*OBJECTIVE:*
Comb the records below for the string "index" and copy each line where it turns up.

*LISTING:*
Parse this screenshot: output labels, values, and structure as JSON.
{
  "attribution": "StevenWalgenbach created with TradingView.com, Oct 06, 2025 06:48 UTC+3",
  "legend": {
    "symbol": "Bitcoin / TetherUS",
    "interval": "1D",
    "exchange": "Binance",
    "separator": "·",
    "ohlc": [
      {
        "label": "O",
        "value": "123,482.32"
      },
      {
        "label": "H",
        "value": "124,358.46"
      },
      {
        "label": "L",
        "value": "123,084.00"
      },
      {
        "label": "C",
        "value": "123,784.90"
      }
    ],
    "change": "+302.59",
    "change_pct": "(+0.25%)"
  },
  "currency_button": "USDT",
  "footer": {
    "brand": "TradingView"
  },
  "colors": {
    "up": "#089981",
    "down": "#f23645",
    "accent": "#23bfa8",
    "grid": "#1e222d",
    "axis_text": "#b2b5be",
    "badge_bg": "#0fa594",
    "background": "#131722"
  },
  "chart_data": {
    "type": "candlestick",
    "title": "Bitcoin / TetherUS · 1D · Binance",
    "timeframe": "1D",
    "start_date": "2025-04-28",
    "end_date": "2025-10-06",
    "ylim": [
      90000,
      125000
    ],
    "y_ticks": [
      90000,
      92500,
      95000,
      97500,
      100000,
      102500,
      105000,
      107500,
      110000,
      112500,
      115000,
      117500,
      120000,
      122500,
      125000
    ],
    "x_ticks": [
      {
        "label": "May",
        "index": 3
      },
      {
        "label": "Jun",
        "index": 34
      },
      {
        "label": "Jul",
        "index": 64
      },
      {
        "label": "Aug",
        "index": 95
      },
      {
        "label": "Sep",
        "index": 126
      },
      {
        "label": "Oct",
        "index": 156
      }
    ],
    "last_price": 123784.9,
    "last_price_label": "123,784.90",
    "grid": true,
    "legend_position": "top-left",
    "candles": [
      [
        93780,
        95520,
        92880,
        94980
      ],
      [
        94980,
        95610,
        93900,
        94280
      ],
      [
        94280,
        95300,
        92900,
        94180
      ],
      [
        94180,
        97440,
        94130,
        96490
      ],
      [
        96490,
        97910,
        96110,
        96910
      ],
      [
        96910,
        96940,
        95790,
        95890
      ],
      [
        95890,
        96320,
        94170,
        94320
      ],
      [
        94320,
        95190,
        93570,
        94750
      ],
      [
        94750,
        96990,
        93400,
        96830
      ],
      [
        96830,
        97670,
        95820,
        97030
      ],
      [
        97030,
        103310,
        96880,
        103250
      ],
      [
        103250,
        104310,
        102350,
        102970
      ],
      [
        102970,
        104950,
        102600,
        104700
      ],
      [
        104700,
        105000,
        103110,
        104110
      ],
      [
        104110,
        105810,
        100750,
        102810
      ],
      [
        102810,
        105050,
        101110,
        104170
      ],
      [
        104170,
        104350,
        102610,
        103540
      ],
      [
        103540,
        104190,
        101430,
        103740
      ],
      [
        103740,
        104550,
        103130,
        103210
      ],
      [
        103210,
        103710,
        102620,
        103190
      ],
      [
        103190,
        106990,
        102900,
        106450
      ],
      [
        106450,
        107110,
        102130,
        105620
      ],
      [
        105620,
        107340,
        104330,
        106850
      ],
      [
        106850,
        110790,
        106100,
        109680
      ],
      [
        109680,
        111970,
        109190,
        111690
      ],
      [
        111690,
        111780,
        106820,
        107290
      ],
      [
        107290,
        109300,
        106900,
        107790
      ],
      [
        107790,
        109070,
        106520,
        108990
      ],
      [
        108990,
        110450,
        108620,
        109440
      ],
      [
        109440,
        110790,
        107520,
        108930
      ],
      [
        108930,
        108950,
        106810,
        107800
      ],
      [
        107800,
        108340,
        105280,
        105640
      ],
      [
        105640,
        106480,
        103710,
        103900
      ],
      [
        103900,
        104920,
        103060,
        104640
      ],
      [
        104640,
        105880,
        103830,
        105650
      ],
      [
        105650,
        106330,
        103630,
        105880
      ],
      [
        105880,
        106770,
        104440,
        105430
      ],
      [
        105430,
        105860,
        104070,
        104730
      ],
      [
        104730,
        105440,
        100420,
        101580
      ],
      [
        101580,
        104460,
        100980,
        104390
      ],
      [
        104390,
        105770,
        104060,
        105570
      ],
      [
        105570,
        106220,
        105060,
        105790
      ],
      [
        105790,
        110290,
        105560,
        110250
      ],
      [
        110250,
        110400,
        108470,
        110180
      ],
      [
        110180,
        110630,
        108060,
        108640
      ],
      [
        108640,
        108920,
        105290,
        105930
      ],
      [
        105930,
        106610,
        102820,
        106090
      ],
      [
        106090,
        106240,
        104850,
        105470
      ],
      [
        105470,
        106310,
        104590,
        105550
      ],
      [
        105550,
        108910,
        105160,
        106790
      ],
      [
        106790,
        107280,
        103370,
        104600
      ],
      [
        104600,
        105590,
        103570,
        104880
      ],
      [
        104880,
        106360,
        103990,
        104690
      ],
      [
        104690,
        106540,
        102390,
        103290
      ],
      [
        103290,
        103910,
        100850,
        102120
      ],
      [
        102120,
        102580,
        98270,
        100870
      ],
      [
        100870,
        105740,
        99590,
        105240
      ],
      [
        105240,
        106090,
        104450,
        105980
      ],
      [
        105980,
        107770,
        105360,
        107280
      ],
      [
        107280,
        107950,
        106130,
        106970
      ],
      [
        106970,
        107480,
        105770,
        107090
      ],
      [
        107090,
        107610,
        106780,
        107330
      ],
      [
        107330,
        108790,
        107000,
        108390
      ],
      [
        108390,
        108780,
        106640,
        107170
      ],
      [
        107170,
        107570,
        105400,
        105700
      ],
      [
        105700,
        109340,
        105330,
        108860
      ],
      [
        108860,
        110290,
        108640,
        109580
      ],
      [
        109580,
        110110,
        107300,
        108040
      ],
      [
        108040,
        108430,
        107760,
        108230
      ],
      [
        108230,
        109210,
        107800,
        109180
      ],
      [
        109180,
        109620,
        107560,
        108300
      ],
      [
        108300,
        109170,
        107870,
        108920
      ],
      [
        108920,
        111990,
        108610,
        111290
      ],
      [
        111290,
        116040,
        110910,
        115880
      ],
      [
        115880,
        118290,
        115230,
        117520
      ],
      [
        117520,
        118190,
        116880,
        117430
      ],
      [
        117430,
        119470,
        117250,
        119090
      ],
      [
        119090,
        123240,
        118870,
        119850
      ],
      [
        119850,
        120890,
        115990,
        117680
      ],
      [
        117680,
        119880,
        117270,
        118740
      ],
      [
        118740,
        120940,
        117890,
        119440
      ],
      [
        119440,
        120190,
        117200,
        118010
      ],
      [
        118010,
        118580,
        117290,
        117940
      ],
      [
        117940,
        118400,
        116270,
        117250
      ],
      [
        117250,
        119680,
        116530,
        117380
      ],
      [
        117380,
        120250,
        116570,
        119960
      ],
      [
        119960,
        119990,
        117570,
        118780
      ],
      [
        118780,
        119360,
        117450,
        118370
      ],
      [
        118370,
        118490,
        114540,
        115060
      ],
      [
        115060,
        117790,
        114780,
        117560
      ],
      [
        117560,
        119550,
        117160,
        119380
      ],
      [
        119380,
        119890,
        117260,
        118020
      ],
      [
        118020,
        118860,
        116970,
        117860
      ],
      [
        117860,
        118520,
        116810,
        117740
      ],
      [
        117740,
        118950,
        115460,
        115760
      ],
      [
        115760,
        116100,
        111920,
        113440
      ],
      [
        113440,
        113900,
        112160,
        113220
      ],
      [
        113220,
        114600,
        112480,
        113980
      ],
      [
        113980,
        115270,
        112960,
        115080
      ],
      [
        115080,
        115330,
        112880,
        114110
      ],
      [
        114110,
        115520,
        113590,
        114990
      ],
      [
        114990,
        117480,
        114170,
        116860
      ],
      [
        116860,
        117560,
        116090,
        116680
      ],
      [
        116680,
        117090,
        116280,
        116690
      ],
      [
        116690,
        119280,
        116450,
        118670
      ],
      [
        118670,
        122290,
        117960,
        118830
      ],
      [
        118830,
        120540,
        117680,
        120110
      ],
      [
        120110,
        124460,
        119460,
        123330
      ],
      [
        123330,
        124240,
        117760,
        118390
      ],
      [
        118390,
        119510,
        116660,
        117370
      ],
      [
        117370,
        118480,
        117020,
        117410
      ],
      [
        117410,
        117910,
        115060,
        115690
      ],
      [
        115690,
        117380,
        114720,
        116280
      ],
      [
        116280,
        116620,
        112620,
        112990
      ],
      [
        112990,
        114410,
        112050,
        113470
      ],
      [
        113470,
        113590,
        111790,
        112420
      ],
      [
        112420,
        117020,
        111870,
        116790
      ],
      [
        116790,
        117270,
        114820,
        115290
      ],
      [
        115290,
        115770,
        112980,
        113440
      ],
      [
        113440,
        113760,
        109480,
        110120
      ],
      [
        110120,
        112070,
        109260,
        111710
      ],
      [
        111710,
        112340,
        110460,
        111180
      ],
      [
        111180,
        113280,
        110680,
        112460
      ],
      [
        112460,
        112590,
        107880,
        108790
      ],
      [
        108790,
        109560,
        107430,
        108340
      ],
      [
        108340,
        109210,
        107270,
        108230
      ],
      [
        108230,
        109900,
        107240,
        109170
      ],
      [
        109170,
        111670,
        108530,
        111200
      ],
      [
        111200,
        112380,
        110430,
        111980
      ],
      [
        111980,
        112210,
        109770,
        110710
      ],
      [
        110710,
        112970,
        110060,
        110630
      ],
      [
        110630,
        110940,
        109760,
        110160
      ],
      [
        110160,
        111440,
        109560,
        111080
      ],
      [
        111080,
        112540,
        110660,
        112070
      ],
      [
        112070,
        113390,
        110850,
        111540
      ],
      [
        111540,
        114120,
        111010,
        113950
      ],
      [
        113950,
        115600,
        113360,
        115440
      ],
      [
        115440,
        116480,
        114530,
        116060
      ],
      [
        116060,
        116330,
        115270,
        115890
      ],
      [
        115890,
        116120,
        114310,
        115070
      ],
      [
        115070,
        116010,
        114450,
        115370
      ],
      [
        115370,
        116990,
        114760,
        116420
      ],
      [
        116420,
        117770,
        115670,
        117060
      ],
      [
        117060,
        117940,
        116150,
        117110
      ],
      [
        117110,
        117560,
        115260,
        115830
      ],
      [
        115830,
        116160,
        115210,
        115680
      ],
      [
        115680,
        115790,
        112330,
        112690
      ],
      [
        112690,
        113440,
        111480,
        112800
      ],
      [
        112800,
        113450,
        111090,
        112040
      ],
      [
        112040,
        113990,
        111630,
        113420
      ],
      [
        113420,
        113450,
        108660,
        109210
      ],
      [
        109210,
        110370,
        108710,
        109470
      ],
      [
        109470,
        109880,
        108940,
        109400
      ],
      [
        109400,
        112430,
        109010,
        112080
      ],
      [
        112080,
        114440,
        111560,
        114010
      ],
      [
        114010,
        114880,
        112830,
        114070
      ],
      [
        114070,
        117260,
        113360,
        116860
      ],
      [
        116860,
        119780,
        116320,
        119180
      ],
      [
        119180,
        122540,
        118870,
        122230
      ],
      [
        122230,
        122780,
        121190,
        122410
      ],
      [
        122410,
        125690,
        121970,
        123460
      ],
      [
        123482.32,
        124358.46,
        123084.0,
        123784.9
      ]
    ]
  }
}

*RESULT OF THIS EXERCISE:*
        "index": 3
        "index": 34
        "index": 64
        "index": 95
        "index": 126
        "index": 156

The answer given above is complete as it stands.